§ **PROBLEM DESCRIPTION**:
Your task is to repeat the entries underneath exactly, minus the pictures.

§ **RAW DATA**:

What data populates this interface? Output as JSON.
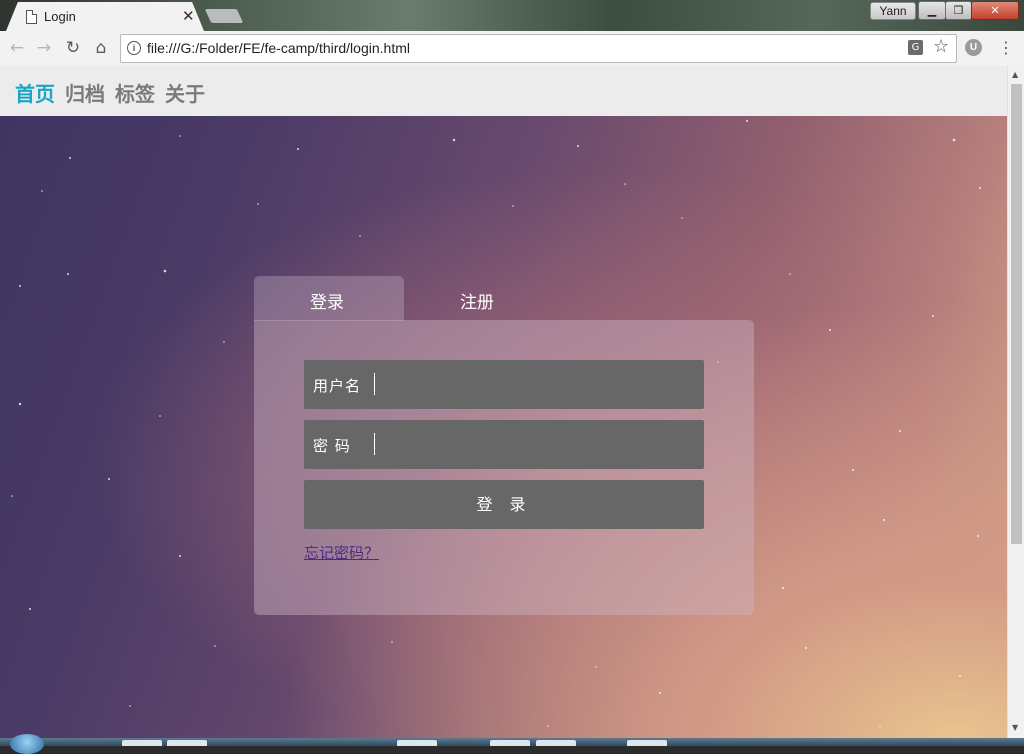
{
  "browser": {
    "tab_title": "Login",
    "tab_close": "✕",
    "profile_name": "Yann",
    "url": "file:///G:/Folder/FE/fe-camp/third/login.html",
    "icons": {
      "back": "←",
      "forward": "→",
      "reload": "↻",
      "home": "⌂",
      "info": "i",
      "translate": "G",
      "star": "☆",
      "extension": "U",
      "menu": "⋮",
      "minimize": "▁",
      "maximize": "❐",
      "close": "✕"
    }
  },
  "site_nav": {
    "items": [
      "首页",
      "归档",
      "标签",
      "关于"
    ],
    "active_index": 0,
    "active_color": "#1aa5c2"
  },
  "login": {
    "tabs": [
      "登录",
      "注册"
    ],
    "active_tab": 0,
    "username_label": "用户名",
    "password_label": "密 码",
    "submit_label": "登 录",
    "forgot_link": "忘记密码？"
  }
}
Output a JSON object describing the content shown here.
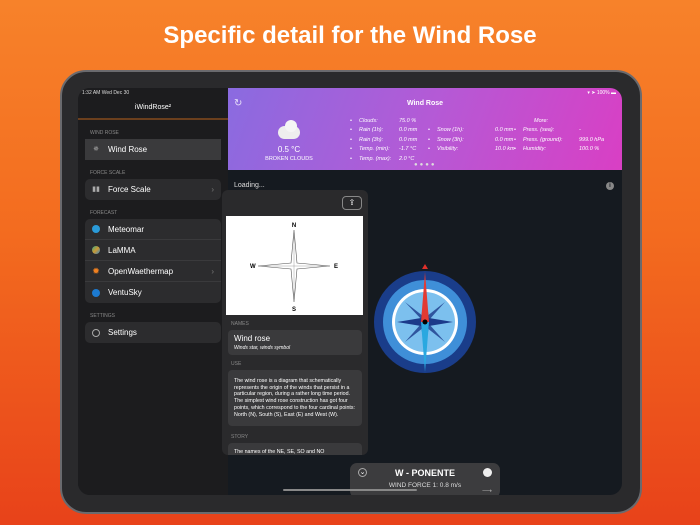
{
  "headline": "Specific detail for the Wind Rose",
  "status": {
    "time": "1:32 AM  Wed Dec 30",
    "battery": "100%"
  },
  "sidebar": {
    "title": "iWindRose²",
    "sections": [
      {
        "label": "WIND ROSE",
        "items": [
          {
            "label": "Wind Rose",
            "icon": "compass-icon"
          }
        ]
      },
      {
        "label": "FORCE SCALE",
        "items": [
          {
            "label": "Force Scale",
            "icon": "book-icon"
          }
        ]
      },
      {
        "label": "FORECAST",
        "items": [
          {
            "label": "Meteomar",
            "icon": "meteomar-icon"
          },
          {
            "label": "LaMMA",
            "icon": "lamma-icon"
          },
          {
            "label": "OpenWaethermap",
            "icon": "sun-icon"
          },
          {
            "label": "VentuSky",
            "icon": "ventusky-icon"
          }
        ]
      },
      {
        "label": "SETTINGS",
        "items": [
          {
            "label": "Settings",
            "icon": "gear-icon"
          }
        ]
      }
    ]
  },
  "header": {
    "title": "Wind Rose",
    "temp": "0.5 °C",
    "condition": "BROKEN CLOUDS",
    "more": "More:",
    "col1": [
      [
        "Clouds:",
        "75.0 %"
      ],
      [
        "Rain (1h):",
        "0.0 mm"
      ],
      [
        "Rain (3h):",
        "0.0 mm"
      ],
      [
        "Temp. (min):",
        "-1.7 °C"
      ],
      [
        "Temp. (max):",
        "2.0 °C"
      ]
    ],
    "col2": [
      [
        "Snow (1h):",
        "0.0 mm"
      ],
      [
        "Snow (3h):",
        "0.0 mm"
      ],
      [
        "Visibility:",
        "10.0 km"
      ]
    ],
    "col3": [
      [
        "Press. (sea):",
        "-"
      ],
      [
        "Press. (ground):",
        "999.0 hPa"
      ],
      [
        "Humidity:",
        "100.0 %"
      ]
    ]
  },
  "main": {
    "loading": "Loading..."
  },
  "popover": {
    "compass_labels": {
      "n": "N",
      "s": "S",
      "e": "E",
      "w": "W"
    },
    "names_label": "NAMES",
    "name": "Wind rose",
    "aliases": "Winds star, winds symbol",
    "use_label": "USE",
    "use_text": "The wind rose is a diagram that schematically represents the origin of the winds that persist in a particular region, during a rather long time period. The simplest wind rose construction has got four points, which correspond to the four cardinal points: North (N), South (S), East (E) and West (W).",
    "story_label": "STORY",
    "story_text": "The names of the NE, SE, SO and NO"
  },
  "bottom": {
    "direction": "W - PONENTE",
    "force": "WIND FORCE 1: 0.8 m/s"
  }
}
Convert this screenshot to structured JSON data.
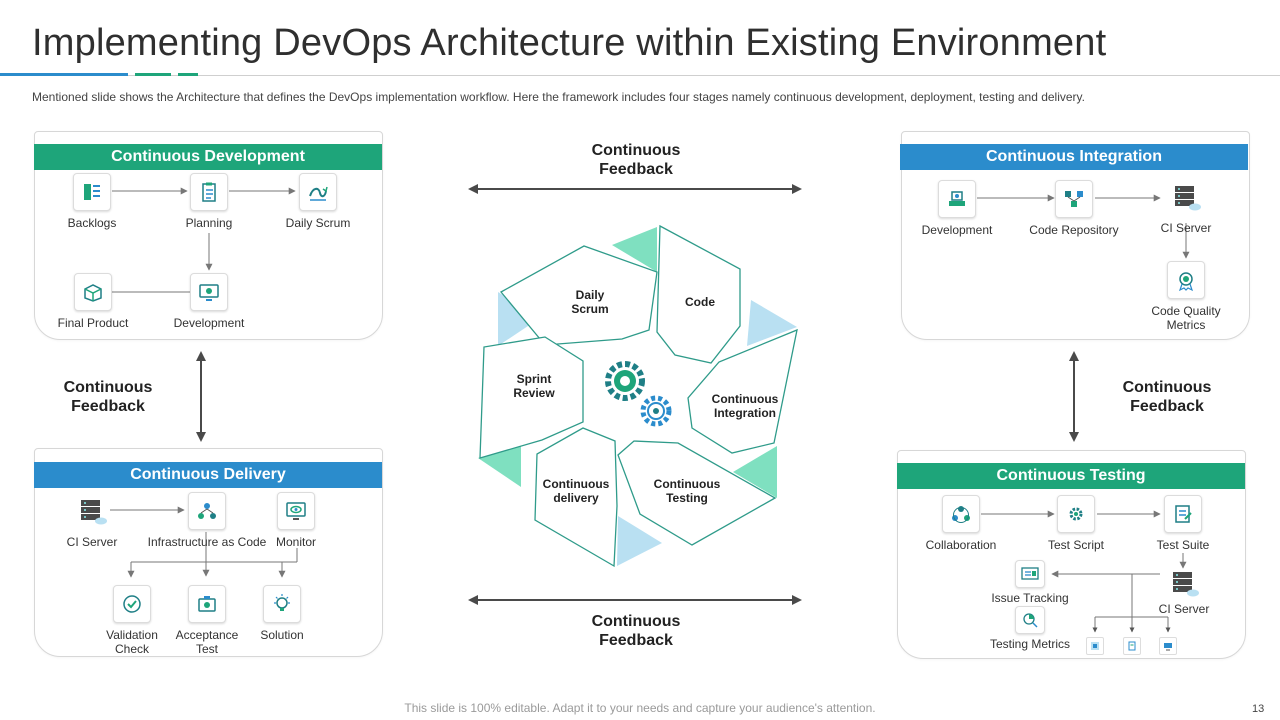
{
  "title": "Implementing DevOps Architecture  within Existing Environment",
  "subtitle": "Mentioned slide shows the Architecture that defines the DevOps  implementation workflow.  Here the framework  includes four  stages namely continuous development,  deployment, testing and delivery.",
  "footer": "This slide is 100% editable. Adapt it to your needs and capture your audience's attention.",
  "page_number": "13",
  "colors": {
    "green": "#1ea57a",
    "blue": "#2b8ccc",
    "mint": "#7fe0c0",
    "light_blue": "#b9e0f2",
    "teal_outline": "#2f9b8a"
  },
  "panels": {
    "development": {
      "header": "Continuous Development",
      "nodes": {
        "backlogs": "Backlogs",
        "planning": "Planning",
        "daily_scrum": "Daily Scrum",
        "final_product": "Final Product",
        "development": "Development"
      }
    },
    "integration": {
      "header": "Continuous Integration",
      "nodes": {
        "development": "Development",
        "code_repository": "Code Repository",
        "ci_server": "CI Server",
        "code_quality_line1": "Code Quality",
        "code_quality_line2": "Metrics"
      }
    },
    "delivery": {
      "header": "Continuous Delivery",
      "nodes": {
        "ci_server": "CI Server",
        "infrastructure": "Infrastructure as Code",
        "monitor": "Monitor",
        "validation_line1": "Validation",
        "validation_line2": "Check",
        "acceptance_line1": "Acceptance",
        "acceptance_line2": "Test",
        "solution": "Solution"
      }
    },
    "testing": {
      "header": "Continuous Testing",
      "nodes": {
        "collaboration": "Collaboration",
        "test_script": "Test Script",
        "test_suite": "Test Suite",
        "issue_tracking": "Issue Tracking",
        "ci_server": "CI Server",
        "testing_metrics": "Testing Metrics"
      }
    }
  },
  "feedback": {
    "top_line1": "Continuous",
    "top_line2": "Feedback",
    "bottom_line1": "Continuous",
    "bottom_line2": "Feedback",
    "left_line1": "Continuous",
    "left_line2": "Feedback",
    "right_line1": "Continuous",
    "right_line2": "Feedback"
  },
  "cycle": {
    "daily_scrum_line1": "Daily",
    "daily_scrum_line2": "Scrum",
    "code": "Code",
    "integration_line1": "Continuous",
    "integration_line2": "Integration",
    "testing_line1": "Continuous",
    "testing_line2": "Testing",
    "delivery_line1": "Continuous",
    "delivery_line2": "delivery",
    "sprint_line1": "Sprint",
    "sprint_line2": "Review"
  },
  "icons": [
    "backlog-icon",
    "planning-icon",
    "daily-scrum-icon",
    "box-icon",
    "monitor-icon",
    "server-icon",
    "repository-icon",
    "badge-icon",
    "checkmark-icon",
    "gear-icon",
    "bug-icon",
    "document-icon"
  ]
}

§ **REPLY**:
What data populates this interface? Output as JSON.
{
  "browser": {
    "tab_title": "Login",
    "tab_close": "✕",
    "profile_name": "Yann",
    "url": "file:///G:/Folder/FE/fe-camp/third/login.html",
    "icons": {
      "back": "←",
      "forward": "→",
      "reload": "↻",
      "home": "⌂",
      "info": "i",
      "translate": "G",
      "star": "☆",
      "extension": "U",
      "menu": "⋮",
      "minimize": "▁",
      "maximize": "❐",
      "close": "✕"
    }
  },
  "site_nav": {
    "items": [
      "首页",
      "归档",
      "标签",
      "关于"
    ],
    "active_index": 0,
    "active_color": "#1aa5c2"
  },
  "login": {
    "tabs": [
      "登录",
      "注册"
    ],
    "active_tab": 0,
    "username_label": "用户名",
    "password_label": "密 码",
    "submit_label": "登 录",
    "forgot_link": "忘记密码？"
  }
}
Output a JSON object describing the content shown here.
{
  "headline": "Specific detail for the Wind Rose",
  "status": {
    "time": "1:32 AM  Wed Dec 30",
    "battery": "100%"
  },
  "sidebar": {
    "title": "iWindRose²",
    "sections": [
      {
        "label": "WIND ROSE",
        "items": [
          {
            "label": "Wind Rose",
            "icon": "compass-icon"
          }
        ]
      },
      {
        "label": "FORCE SCALE",
        "items": [
          {
            "label": "Force Scale",
            "icon": "book-icon"
          }
        ]
      },
      {
        "label": "FORECAST",
        "items": [
          {
            "label": "Meteomar",
            "icon": "meteomar-icon"
          },
          {
            "label": "LaMMA",
            "icon": "lamma-icon"
          },
          {
            "label": "OpenWaethermap",
            "icon": "sun-icon"
          },
          {
            "label": "VentuSky",
            "icon": "ventusky-icon"
          }
        ]
      },
      {
        "label": "SETTINGS",
        "items": [
          {
            "label": "Settings",
            "icon": "gear-icon"
          }
        ]
      }
    ]
  },
  "header": {
    "title": "Wind Rose",
    "temp": "0.5 °C",
    "condition": "BROKEN CLOUDS",
    "more": "More:",
    "col1": [
      [
        "Clouds:",
        "75.0 %"
      ],
      [
        "Rain (1h):",
        "0.0 mm"
      ],
      [
        "Rain (3h):",
        "0.0 mm"
      ],
      [
        "Temp. (min):",
        "-1.7 °C"
      ],
      [
        "Temp. (max):",
        "2.0 °C"
      ]
    ],
    "col2": [
      [
        "Snow (1h):",
        "0.0 mm"
      ],
      [
        "Snow (3h):",
        "0.0 mm"
      ],
      [
        "Visibility:",
        "10.0 km"
      ]
    ],
    "col3": [
      [
        "Press. (sea):",
        "-"
      ],
      [
        "Press. (ground):",
        "999.0 hPa"
      ],
      [
        "Humidity:",
        "100.0 %"
      ]
    ]
  },
  "main": {
    "loading": "Loading..."
  },
  "popover": {
    "compass_labels": {
      "n": "N",
      "s": "S",
      "e": "E",
      "w": "W"
    },
    "names_label": "NAMES",
    "name": "Wind rose",
    "aliases": "Winds star, winds symbol",
    "use_label": "USE",
    "use_text": "The wind rose is a diagram that schematically represents the origin of the winds that persist in a particular region, during a rather long time period. The simplest wind rose construction has got four points, which correspond to the four cardinal points: North (N), South (S), East (E) and West (W).",
    "story_label": "STORY",
    "story_text": "The names of the NE, SE, SO and NO"
  },
  "bottom": {
    "direction": "W - PONENTE",
    "force": "WIND FORCE 1: 0.8 m/s"
  }
}
Convert this screenshot to structured JSON data.
{
  "title": "Implementing DevOps Architecture  within Existing Environment",
  "subtitle": "Mentioned slide shows the Architecture that defines the DevOps  implementation workflow.  Here the framework  includes four  stages namely continuous development,  deployment, testing and delivery.",
  "footer": "This slide is 100% editable. Adapt it to your needs and capture your audience's attention.",
  "page_number": "13",
  "colors": {
    "green": "#1ea57a",
    "blue": "#2b8ccc",
    "mint": "#7fe0c0",
    "light_blue": "#b9e0f2",
    "teal_outline": "#2f9b8a"
  },
  "panels": {
    "development": {
      "header": "Continuous Development",
      "nodes": {
        "backlogs": "Backlogs",
        "planning": "Planning",
        "daily_scrum": "Daily Scrum",
        "final_product": "Final Product",
        "development": "Development"
      }
    },
    "integration": {
      "header": "Continuous Integration",
      "nodes": {
        "development": "Development",
        "code_repository": "Code Repository",
        "ci_server": "CI Server",
        "code_quality_line1": "Code Quality",
        "code_quality_line2": "Metrics"
      }
    },
    "delivery": {
      "header": "Continuous Delivery",
      "nodes": {
        "ci_server": "CI Server",
        "infrastructure": "Infrastructure as Code",
        "monitor": "Monitor",
        "validation_line1": "Validation",
        "validation_line2": "Check",
        "acceptance_line1": "Acceptance",
        "acceptance_line2": "Test",
        "solution": "Solution"
      }
    },
    "testing": {
      "header": "Continuous Testing",
      "nodes": {
        "collaboration": "Collaboration",
        "test_script": "Test Script",
        "test_suite": "Test Suite",
        "issue_tracking": "Issue Tracking",
        "ci_server": "CI Server",
        "testing_metrics": "Testing Metrics"
      }
    }
  },
  "feedback": {
    "top_line1": "Continuous",
    "top_line2": "Feedback",
    "bottom_line1": "Continuous",
    "bottom_line2": "Feedback",
    "left_line1": "Continuous",
    "left_line2": "Feedback",
    "right_line1": "Continuous",
    "right_line2": "Feedback"
  },
  "cycle": {
    "daily_scrum_line1": "Daily",
    "daily_scrum_line2": "Scrum",
    "code": "Code",
    "integration_line1": "Continuous",
    "integration_line2": "Integration",
    "testing_line1": "Continuous",
    "testing_line2": "Testing",
    "delivery_line1": "Continuous",
    "delivery_line2": "delivery",
    "sprint_line1": "Sprint",
    "sprint_line2": "Review"
  },
  "icons": [
    "backlog-icon",
    "planning-icon",
    "daily-scrum-icon",
    "box-icon",
    "monitor-icon",
    "server-icon",
    "repository-icon",
    "badge-icon",
    "checkmark-icon",
    "gear-icon",
    "bug-icon",
    "document-icon"
  ]
}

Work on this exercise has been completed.